:: Exercise aim ::
Reproduce the material word for word; the images stay out.
** START OF Extracted records **
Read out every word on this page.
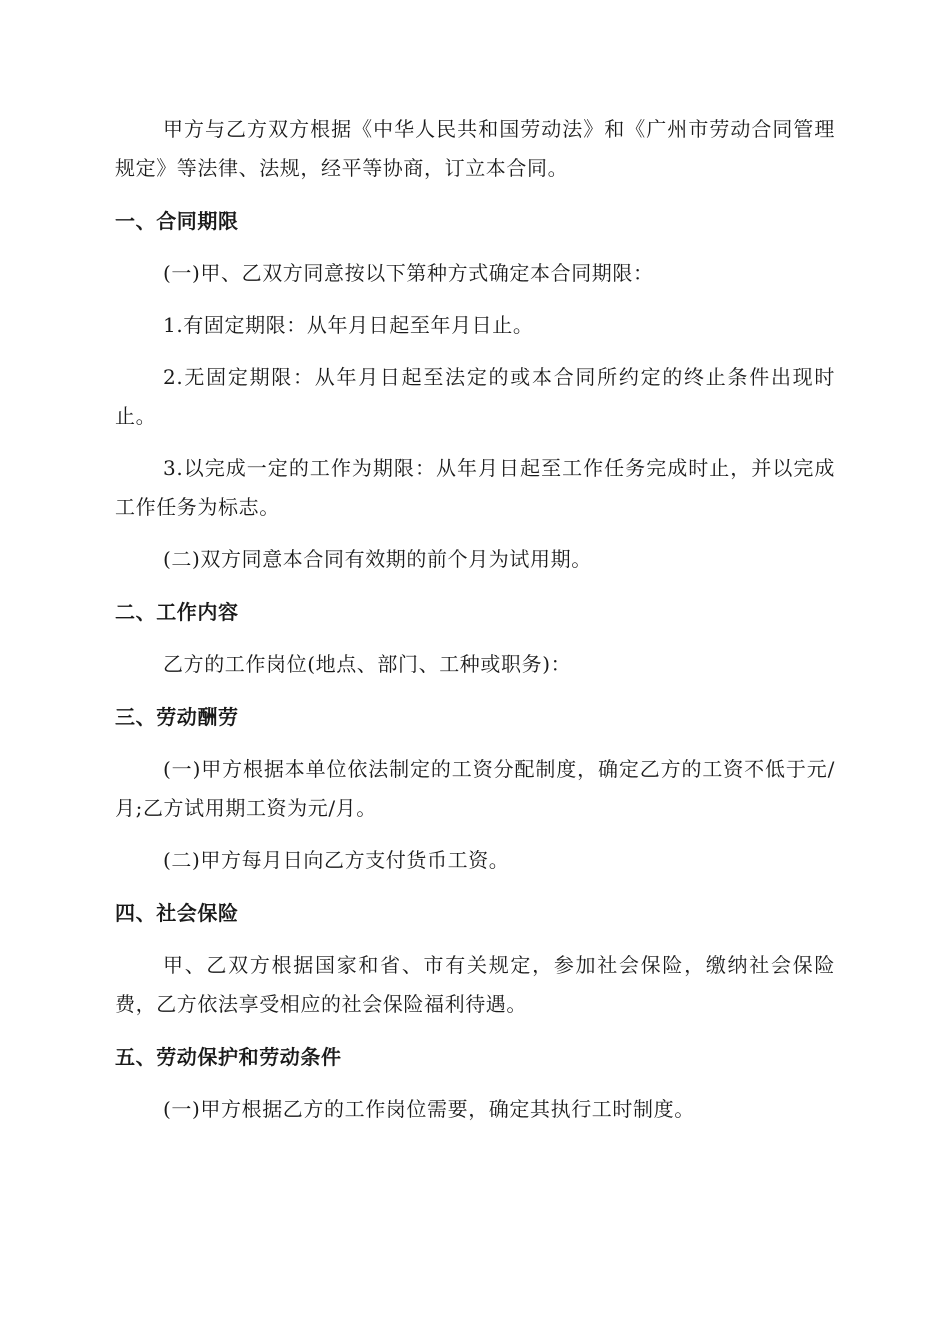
甲方与乙方双方根据《中华人民共和国劳动法》和《广州市劳动合同管理规定》等法律、法规，经平等协商，订立本合同。

一、合同期限

(一)甲、乙双方同意按以下第种方式确定本合同期限：

1.有固定期限：从年月日起至年月日止。

2.无固定期限：从年月日起至法定的或本合同所约定的终止条件出现时止。

3.以完成一定的工作为期限：从年月日起至工作任务完成时止，并以完成工作任务为标志。

(二)双方同意本合同有效期的前个月为试用期。

二、工作内容

乙方的工作岗位(地点、部门、工种或职务)：

三、劳动酬劳

(一)甲方根据本单位依法制定的工资分配制度，确定乙方的工资不低于元/月;乙方试用期工资为元/月。

(二)甲方每月日向乙方支付货币工资。

四、社会保险

甲、乙双方根据国家和省、市有关规定，参加社会保险，缴纳社会保险费，乙方依法享受相应的社会保险福利待遇。

五、劳动保护和劳动条件

(一)甲方根据乙方的工作岗位需要，确定其执行工时制度。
** END OF Extracted records **
:: Task answer ::
Read out every word on this page.
甲方与乙方双方根据《中华人民共和国劳动法》和《广州市劳动合同管理规定》等法律、法规，经平等协商，订立本合同。

一、合同期限

(一)甲、乙双方同意按以下第种方式确定本合同期限：

1.有固定期限：从年月日起至年月日止。

2.无固定期限：从年月日起至法定的或本合同所约定的终止条件出现时止。

3.以完成一定的工作为期限：从年月日起至工作任务完成时止，并以完成工作任务为标志。

(二)双方同意本合同有效期的前个月为试用期。

二、工作内容

乙方的工作岗位(地点、部门、工种或职务)：

三、劳动酬劳

(一)甲方根据本单位依法制定的工资分配制度，确定乙方的工资不低于元/月;乙方试用期工资为元/月。

(二)甲方每月日向乙方支付货币工资。

四、社会保险

甲、乙双方根据国家和省、市有关规定，参加社会保险，缴纳社会保险费，乙方依法享受相应的社会保险福利待遇。

五、劳动保护和劳动条件

(一)甲方根据乙方的工作岗位需要，确定其执行工时制度。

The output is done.